─── Extracted records

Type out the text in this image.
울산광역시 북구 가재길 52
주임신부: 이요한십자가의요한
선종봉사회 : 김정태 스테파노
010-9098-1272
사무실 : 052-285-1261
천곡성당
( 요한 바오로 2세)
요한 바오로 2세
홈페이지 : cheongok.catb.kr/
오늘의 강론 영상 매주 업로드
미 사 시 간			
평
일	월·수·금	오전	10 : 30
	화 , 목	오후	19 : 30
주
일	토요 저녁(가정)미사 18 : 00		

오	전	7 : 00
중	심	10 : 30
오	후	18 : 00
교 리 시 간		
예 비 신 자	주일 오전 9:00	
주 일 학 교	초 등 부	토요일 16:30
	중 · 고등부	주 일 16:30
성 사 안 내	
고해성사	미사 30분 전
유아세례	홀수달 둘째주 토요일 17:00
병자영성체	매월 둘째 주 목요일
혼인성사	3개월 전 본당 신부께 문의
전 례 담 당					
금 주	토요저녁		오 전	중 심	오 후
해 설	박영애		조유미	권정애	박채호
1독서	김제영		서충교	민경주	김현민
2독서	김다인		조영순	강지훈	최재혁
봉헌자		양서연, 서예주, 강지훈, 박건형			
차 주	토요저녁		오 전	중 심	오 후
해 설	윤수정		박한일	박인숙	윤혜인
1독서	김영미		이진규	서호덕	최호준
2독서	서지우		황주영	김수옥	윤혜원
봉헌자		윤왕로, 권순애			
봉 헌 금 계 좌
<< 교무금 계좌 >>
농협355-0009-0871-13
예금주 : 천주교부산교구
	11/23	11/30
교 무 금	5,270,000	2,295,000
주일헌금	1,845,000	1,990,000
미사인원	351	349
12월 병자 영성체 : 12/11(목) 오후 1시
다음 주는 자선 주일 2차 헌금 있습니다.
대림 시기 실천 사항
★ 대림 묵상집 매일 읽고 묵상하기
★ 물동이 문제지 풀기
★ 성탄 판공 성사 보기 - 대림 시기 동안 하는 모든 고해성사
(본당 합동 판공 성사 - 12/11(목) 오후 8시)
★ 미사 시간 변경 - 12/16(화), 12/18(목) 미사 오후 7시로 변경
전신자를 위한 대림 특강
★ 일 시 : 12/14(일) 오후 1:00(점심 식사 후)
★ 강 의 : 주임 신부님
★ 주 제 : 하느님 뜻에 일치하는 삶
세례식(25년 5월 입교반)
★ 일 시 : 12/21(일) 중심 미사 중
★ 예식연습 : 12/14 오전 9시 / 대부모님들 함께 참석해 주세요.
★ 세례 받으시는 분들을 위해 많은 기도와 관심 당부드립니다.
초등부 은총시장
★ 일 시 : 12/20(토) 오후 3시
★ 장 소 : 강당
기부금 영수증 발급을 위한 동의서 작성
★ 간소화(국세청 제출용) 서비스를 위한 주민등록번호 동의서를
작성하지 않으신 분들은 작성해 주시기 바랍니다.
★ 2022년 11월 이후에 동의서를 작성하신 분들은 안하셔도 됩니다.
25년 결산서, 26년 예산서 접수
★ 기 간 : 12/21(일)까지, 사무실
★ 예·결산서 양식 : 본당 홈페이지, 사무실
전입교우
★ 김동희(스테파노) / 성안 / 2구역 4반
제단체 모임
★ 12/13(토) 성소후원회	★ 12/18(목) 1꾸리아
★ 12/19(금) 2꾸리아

──────

# The exercise
Identify the lines in the entries that hold "고해성사" and return each one.

# In response
고해성사	미사 30분 전
★ 성탄 판공 성사 보기 - 대림 시기 동안 하는 모든 고해성사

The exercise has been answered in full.